BEGIN
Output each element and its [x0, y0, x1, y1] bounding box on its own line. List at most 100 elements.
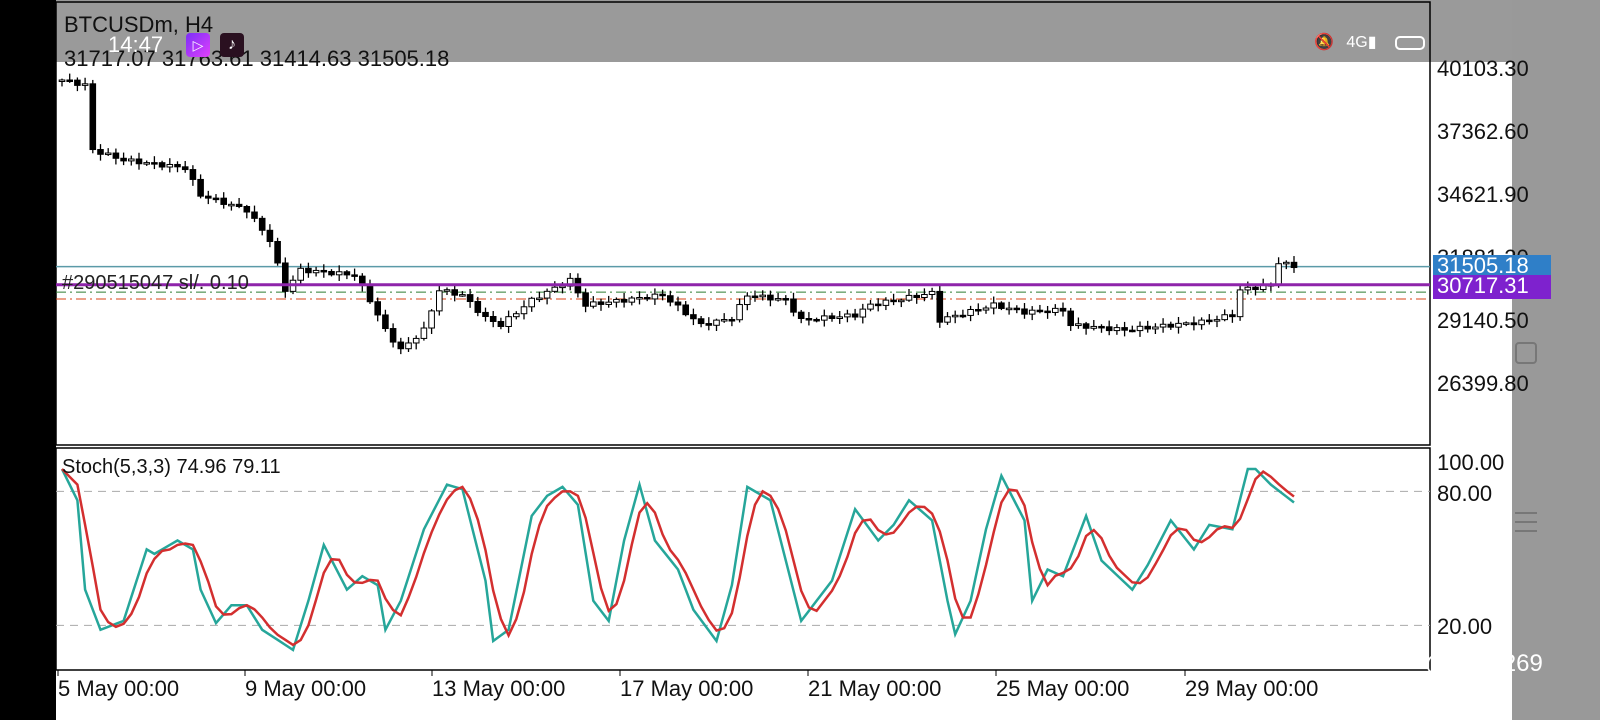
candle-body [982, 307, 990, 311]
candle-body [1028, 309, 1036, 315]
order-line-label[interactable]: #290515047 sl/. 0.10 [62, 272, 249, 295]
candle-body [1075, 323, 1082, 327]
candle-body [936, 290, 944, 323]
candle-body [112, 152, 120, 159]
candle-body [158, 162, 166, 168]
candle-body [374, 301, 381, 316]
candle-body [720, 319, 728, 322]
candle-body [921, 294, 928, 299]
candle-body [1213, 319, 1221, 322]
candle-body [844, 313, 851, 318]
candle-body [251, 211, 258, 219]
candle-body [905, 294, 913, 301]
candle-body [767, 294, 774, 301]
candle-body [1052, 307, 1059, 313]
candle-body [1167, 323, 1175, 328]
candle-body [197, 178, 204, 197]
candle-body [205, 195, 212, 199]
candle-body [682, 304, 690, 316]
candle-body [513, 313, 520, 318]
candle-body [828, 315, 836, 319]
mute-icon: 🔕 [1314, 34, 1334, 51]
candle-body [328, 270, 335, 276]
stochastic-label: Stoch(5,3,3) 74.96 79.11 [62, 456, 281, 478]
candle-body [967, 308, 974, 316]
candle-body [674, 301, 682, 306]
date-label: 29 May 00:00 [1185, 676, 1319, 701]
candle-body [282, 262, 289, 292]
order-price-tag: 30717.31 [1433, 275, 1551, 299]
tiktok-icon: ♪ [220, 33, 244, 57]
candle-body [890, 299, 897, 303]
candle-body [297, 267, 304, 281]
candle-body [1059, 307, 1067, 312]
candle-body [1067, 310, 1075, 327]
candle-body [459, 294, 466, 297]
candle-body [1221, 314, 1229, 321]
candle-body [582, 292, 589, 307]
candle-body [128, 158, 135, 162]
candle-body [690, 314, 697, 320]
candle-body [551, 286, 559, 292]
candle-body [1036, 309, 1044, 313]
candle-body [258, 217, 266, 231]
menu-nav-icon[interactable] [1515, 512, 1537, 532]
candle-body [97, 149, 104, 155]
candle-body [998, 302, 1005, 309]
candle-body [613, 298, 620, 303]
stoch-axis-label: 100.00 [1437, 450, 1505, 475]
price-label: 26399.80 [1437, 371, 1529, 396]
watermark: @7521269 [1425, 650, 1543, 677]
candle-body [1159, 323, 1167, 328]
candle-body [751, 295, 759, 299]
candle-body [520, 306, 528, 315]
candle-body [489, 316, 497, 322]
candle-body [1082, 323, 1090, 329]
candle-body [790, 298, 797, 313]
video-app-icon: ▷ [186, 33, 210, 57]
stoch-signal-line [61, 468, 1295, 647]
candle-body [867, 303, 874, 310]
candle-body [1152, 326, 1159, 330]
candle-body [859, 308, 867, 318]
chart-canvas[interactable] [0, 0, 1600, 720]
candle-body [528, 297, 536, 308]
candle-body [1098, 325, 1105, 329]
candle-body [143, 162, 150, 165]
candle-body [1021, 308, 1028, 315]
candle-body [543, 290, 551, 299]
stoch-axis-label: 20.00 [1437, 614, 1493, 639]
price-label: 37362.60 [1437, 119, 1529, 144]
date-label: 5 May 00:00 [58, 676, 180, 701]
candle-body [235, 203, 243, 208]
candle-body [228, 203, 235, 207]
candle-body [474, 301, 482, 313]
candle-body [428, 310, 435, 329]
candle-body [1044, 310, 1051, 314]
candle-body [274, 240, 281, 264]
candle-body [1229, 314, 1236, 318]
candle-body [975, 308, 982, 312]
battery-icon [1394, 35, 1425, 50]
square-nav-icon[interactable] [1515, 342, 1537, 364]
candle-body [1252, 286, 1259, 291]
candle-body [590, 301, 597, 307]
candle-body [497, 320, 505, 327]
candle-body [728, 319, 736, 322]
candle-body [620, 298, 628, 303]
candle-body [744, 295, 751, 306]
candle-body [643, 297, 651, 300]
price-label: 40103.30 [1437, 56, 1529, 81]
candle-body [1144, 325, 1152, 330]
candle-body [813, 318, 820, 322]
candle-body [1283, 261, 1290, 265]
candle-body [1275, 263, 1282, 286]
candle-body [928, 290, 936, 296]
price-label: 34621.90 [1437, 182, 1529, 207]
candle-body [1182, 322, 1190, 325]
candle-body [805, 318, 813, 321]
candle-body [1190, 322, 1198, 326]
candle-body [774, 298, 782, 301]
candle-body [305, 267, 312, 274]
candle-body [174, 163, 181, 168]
END
BEGIN
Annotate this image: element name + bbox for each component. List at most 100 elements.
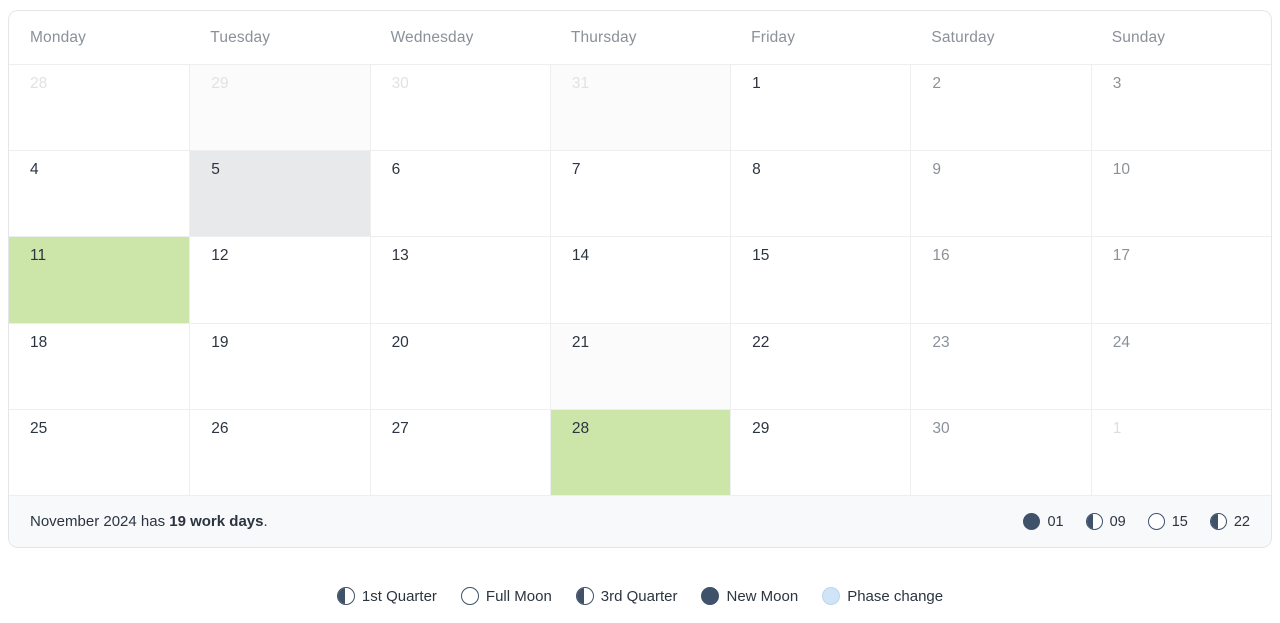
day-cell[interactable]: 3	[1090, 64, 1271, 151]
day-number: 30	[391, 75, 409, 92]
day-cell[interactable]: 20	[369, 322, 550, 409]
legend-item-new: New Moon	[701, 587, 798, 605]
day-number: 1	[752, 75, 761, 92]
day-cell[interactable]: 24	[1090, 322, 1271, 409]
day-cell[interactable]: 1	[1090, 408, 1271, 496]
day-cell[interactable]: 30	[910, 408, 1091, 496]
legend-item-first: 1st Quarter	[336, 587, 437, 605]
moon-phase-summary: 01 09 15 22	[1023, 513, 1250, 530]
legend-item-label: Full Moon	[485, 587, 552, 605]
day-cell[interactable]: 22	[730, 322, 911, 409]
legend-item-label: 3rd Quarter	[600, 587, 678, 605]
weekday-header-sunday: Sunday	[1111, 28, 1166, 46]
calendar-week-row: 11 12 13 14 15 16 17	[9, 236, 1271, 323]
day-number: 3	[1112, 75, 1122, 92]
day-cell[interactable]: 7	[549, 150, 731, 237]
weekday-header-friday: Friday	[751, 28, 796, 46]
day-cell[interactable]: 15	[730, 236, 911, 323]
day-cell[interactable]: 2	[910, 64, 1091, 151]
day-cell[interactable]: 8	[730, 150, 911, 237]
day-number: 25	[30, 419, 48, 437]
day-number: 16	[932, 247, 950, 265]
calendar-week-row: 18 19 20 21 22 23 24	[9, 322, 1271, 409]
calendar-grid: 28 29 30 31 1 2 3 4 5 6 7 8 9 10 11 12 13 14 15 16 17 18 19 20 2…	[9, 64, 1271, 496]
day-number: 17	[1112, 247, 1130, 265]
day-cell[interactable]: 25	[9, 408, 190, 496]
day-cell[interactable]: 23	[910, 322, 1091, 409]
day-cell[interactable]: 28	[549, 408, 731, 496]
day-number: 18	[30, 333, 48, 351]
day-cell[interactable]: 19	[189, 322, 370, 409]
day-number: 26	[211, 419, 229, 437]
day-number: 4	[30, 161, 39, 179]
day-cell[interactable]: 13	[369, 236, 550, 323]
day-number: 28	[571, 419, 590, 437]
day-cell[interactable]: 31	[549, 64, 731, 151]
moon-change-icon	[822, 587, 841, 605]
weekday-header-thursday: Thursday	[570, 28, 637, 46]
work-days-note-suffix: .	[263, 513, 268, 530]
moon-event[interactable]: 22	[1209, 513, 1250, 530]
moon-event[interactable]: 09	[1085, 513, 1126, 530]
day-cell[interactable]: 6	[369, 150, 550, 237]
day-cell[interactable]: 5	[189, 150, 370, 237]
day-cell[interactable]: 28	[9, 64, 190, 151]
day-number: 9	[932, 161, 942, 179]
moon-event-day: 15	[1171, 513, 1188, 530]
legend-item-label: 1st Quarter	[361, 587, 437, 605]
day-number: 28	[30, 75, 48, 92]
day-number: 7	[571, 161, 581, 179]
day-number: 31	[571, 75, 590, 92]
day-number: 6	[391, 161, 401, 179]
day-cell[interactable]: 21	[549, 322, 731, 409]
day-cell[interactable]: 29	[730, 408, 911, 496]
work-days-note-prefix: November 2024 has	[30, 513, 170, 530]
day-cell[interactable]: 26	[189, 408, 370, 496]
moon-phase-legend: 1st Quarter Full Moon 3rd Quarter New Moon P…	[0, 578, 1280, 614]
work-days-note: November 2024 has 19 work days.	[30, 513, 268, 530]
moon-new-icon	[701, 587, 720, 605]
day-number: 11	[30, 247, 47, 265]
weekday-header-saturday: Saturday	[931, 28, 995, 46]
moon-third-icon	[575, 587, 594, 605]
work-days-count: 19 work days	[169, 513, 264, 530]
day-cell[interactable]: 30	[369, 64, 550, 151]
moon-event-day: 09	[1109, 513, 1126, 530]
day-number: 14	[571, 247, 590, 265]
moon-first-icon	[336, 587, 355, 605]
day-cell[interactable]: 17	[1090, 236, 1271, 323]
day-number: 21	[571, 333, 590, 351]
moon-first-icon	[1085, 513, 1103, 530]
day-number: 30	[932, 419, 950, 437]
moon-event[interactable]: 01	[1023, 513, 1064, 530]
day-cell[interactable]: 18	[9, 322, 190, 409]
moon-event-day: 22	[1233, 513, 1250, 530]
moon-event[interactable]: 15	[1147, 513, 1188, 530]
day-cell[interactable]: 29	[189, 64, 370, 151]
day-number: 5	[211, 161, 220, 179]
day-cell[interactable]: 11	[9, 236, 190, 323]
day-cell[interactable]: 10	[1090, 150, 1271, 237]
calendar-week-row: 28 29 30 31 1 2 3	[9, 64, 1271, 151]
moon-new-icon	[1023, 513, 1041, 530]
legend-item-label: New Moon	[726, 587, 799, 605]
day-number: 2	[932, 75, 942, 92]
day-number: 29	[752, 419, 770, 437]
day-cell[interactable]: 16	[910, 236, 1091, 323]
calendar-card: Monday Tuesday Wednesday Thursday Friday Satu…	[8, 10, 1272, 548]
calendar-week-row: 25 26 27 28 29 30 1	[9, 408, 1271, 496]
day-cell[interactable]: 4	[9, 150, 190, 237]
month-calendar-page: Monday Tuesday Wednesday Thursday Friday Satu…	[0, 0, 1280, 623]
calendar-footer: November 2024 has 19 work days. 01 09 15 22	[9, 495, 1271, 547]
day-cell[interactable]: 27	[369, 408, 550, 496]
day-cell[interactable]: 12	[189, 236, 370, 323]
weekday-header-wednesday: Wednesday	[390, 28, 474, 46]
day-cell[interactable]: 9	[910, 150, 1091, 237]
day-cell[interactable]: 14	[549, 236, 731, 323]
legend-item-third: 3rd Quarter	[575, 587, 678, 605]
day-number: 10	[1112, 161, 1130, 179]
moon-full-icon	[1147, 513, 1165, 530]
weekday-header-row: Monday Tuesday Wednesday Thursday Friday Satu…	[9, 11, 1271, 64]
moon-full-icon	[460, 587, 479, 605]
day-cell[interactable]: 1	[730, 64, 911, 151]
END
*Written problem*
Edit the rows between the lines holding "candle-body [982, 307, 990, 311]" and "candle-body [1067, 310, 1075, 327]", inclusive, replacing "date-label" with "timestamp-label" and leaving everything else unchanged. Return only those lines.

*Complete response*
candle-body [982, 307, 990, 311]
candle-body [1028, 309, 1036, 315]
order-line-label[interactable]: #290515047 sl/. 0.10 [62, 272, 249, 295]
candle-body [1075, 323, 1082, 327]
candle-body [936, 290, 944, 323]
candle-body [112, 152, 120, 159]
candle-body [158, 162, 166, 168]
candle-body [374, 301, 381, 316]
candle-body [720, 319, 728, 322]
candle-body [921, 294, 928, 299]
candle-body [1213, 319, 1221, 322]
candle-body [844, 313, 851, 318]
candle-body [251, 211, 258, 219]
candle-body [905, 294, 913, 301]
candle-body [767, 294, 774, 301]
candle-body [1052, 307, 1059, 313]
candle-body [1167, 323, 1175, 328]
candle-body [197, 178, 204, 197]
candle-body [205, 195, 212, 199]
candle-body [682, 304, 690, 316]
candle-body [513, 313, 520, 318]
candle-body [828, 315, 836, 319]
mute-icon: 🔕 [1314, 34, 1334, 51]
candle-body [328, 270, 335, 276]
stochastic-label: Stoch(5,3,3) 74.96 79.11 [62, 456, 281, 478]
candle-body [967, 308, 974, 316]
candle-body [674, 301, 682, 306]
timestamp-label: 29 May 00:00 [1185, 676, 1319, 701]
candle-body [282, 262, 289, 292]
order-price-tag: 30717.31 [1433, 275, 1551, 299]
tiktok-icon: ♪ [220, 33, 244, 57]
candle-body [890, 299, 897, 303]
candle-body [297, 267, 304, 281]
candle-body [1059, 307, 1067, 312]
candle-body [1067, 310, 1075, 327]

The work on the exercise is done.